### The exercise
Identify the lines bearing the string "quantity" and gather them.

[Rows from a figure dataset]
>>>

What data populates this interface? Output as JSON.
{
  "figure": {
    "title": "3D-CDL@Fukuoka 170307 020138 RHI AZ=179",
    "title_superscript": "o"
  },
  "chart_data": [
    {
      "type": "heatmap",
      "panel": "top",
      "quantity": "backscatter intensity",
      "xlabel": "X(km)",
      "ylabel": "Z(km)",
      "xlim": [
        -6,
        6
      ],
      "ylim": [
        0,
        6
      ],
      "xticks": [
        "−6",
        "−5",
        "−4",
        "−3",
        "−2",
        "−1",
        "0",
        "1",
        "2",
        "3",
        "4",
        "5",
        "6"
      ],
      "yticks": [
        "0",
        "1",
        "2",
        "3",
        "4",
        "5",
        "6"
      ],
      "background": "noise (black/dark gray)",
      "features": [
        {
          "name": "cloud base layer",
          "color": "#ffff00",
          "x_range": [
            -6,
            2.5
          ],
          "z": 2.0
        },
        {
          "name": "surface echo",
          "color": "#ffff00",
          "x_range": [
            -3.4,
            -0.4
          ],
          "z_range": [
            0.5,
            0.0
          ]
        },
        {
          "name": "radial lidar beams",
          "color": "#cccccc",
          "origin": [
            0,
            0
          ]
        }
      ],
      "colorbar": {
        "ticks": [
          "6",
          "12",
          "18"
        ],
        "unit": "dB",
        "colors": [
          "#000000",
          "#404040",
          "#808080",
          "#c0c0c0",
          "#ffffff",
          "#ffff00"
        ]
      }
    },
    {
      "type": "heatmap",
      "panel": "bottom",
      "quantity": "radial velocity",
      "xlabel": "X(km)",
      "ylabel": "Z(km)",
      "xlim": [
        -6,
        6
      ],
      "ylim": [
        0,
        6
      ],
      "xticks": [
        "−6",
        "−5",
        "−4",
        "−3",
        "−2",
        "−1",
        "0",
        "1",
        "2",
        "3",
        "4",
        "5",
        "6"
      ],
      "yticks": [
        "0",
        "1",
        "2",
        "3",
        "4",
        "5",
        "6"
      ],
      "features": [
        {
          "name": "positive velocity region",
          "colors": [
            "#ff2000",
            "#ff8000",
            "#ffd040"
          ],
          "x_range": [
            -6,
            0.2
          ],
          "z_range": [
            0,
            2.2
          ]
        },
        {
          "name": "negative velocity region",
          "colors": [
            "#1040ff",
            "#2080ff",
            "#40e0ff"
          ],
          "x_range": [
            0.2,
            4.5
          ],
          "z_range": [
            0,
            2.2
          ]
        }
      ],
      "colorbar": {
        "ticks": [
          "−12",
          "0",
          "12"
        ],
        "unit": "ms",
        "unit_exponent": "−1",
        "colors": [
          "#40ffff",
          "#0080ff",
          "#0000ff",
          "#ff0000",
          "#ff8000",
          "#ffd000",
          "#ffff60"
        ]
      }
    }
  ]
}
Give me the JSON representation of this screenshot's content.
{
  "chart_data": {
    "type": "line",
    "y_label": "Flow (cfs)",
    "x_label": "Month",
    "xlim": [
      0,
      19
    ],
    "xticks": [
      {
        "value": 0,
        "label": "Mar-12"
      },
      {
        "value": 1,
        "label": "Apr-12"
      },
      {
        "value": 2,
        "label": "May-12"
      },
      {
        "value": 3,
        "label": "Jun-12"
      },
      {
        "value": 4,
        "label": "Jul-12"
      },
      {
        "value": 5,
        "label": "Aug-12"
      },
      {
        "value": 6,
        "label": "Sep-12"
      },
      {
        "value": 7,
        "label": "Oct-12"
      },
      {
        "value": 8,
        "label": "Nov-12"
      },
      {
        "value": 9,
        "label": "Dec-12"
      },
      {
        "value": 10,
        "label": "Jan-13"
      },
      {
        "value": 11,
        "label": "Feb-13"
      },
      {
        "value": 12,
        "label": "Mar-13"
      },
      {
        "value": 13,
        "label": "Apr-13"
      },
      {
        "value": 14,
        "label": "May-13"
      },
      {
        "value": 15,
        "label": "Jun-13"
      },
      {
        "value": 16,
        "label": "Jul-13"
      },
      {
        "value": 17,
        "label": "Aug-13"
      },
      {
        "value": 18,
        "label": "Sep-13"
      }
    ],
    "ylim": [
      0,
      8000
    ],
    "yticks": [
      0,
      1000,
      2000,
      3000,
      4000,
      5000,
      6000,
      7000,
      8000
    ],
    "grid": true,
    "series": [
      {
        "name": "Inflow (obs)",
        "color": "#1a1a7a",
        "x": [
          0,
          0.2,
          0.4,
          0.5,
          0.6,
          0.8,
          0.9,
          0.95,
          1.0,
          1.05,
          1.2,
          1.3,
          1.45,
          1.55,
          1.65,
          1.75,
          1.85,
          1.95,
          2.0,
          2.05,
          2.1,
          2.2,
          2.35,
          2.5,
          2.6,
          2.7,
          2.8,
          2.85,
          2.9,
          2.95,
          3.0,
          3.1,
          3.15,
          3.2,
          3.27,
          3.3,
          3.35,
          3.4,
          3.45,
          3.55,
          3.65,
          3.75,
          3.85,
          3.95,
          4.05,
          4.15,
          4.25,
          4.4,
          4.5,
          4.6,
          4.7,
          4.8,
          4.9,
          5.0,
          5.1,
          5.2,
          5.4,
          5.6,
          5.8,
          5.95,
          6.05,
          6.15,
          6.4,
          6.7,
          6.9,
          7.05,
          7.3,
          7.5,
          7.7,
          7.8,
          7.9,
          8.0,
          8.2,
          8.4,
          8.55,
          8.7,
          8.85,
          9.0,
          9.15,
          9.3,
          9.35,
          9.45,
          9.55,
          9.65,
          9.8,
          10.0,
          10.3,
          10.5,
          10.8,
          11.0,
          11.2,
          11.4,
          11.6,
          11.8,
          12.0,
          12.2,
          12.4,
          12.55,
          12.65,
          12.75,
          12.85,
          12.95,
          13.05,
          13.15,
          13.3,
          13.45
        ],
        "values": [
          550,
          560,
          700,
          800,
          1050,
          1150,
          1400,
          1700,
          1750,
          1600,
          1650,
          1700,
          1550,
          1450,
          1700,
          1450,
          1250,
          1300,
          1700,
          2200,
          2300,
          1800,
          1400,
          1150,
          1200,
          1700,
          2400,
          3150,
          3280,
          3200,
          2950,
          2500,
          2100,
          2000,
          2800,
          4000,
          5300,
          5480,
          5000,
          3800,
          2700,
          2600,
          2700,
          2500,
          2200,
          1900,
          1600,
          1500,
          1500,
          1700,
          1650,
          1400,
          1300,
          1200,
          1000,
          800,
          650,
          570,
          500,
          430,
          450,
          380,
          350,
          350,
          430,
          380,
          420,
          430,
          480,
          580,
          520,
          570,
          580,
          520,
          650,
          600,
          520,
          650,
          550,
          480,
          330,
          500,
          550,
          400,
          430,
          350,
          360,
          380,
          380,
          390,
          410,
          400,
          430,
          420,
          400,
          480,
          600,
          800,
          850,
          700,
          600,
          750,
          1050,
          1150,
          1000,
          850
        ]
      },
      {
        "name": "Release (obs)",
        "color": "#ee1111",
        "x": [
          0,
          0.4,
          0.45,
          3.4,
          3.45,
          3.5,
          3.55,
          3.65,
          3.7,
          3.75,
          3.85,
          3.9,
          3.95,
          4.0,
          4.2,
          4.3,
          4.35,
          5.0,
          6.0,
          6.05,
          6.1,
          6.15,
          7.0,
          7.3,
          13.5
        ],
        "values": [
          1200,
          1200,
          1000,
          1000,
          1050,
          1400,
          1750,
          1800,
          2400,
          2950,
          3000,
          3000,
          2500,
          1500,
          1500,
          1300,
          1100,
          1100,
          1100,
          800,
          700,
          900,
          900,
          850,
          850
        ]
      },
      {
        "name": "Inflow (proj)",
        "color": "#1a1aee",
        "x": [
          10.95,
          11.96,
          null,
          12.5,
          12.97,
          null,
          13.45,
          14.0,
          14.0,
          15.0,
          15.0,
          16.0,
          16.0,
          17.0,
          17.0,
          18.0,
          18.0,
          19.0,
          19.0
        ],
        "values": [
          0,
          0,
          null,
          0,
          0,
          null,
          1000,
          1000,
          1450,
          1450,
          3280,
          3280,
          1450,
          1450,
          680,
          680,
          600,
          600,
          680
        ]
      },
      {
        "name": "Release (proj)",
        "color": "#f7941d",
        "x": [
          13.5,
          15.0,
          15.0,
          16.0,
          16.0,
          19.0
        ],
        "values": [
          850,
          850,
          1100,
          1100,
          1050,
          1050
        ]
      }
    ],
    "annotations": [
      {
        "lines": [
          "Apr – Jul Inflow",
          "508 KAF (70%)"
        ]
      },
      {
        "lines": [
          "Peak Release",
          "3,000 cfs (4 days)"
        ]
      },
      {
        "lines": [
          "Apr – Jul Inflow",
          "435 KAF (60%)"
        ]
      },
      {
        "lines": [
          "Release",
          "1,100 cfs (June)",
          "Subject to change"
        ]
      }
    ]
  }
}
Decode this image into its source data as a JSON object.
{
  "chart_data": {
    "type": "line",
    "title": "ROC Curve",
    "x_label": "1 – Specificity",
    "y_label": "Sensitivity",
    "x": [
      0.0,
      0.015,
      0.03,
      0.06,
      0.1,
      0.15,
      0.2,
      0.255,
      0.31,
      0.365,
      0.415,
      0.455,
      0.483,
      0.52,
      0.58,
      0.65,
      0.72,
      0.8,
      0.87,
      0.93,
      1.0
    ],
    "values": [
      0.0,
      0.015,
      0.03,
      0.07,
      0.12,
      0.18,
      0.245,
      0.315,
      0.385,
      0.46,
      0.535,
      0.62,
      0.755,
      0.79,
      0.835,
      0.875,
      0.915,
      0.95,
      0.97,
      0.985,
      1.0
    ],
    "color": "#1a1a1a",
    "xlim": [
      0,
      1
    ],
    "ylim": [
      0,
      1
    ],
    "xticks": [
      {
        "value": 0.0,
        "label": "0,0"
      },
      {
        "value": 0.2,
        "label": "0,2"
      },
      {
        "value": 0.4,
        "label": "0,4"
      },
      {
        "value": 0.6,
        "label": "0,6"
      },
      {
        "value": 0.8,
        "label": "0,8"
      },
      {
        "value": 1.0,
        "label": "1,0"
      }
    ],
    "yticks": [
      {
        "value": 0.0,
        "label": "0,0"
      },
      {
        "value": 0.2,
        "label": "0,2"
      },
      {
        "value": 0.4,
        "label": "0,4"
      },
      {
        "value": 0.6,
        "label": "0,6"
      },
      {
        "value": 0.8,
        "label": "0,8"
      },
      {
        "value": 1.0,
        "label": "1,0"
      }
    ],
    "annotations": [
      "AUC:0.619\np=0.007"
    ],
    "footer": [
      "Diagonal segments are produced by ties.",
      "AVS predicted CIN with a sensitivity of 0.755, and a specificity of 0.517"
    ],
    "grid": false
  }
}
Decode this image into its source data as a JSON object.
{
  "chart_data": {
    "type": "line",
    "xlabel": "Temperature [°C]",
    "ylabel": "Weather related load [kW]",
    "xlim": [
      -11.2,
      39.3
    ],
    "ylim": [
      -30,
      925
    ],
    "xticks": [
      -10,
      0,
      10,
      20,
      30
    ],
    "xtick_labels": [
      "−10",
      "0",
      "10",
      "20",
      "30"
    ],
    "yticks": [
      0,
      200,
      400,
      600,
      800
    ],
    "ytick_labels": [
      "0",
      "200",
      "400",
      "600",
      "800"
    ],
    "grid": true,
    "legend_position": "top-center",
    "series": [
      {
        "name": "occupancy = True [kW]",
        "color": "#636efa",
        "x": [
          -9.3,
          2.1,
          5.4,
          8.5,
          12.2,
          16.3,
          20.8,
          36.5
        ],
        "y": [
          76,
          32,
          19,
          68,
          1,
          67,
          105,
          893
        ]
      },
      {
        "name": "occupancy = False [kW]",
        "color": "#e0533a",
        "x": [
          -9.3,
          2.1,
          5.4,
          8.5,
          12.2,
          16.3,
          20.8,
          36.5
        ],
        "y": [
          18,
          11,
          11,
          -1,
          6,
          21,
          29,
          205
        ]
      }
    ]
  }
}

<<<

### Answer to the problem
      "quantity": "backscatter intensity",
      "quantity": "radial velocity",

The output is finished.